**TO BE DONE**. Filter for the word "Superuser" and keep each matching line.

**DATA SUPPLIED**.

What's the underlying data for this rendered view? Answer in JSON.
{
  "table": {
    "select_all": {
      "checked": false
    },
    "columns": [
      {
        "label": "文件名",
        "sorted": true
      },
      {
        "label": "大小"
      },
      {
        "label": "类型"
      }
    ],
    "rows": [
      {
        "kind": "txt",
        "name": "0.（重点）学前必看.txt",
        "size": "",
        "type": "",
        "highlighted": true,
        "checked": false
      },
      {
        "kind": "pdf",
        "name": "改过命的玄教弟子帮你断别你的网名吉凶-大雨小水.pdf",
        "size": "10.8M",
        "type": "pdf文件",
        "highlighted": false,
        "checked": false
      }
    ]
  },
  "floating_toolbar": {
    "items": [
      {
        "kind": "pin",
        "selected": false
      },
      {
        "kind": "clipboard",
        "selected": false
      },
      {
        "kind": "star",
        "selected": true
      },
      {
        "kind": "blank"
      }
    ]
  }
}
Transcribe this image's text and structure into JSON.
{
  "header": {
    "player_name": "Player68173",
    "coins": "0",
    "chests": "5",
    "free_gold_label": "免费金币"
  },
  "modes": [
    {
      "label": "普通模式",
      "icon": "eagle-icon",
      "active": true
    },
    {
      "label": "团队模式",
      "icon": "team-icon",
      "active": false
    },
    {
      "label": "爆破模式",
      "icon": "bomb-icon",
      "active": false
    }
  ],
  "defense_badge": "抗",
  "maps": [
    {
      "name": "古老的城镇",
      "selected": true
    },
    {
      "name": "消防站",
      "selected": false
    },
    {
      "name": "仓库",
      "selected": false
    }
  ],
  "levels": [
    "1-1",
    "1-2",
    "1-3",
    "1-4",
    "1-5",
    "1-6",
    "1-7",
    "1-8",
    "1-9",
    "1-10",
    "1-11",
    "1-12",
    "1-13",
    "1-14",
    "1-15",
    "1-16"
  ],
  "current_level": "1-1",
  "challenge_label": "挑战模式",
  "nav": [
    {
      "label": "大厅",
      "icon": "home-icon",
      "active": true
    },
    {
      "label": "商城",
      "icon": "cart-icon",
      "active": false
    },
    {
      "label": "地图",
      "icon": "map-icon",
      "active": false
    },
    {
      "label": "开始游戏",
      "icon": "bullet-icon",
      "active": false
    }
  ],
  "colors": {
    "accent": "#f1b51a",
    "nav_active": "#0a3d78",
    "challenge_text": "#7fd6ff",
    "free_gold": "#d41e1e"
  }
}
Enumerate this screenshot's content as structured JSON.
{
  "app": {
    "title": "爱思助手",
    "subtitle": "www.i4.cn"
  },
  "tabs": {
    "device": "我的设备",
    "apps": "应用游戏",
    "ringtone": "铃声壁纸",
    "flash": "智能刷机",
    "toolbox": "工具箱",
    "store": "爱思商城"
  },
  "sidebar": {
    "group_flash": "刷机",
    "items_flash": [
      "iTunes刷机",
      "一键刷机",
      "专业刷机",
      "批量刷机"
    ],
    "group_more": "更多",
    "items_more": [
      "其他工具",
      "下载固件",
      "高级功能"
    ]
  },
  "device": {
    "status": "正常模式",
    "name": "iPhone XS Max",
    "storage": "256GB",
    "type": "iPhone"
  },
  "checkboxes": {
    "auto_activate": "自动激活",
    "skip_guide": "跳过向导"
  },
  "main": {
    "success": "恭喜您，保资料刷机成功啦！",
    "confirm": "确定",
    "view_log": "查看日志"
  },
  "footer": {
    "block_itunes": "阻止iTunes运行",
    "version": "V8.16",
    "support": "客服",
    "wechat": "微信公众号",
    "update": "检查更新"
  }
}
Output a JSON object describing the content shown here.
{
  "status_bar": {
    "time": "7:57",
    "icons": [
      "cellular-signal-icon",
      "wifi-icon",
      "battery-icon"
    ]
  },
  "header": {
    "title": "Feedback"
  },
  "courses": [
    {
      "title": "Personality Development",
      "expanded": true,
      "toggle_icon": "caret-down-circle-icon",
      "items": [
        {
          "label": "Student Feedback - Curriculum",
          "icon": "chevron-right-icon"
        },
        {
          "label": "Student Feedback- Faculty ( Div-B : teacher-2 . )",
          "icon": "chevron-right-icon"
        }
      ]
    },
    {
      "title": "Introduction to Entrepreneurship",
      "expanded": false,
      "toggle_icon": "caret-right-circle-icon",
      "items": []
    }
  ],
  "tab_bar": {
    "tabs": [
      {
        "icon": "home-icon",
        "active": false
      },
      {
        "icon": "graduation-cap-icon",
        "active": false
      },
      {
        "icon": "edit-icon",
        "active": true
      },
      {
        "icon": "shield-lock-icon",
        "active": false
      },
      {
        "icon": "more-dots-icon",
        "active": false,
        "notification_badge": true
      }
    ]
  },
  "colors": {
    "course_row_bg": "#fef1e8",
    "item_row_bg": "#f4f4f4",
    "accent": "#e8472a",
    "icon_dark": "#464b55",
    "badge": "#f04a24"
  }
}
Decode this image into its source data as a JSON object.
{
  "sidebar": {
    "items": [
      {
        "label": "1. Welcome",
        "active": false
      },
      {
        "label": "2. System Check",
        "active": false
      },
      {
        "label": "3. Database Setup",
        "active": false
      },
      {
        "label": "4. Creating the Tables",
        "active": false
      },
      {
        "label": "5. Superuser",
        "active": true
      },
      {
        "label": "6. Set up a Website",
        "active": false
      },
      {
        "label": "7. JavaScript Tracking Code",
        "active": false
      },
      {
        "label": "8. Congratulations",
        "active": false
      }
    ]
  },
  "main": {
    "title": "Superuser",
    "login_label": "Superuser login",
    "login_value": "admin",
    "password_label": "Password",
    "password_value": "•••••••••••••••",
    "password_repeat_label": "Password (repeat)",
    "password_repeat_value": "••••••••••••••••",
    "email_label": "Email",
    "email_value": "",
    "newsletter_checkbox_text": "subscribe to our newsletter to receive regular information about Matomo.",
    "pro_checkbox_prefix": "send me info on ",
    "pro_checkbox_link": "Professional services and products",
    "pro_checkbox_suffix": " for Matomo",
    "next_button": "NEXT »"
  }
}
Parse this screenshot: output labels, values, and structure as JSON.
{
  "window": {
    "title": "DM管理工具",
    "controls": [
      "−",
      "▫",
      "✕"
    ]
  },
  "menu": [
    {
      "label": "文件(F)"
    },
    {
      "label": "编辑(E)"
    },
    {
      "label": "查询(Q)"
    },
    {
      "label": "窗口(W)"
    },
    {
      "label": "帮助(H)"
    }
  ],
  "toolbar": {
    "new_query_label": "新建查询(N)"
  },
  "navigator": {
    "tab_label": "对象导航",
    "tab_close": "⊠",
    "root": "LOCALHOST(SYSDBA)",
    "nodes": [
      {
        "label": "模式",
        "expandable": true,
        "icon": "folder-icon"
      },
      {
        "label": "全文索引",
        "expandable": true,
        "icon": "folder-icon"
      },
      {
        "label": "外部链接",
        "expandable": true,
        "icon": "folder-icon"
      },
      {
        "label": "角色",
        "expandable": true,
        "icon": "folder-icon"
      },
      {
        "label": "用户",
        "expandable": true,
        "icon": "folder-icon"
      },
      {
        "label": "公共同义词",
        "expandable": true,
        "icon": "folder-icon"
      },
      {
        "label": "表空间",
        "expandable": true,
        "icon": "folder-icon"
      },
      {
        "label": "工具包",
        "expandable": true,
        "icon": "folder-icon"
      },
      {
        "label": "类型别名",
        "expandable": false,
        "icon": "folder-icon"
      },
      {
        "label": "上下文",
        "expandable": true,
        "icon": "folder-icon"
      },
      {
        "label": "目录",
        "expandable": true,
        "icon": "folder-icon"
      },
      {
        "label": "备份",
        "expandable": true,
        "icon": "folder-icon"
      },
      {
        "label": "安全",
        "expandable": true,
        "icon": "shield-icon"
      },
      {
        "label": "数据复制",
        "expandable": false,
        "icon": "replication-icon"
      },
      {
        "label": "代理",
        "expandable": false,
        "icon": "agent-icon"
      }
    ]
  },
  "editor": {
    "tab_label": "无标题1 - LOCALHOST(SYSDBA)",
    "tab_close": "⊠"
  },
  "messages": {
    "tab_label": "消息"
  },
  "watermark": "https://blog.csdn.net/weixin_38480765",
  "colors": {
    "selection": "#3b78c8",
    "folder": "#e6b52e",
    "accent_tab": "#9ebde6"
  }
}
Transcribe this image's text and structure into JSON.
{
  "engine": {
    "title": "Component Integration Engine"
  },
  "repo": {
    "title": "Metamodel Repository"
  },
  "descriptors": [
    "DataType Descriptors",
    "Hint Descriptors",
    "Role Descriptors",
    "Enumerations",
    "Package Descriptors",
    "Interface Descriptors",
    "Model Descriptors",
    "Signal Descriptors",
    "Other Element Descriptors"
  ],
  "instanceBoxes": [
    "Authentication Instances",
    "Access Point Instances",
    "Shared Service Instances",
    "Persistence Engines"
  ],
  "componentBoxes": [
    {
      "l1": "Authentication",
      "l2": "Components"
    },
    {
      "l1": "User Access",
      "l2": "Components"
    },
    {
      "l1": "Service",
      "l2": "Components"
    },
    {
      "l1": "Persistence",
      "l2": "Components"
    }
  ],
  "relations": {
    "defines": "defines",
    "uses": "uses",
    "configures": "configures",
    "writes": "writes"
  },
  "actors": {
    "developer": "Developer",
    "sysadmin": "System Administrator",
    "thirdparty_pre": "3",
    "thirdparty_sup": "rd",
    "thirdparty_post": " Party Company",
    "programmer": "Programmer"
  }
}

**EXERCISE RESULT**.
        "label": "5. Superuser",
    "title": "Superuser",
    "login_label": "Superuser login",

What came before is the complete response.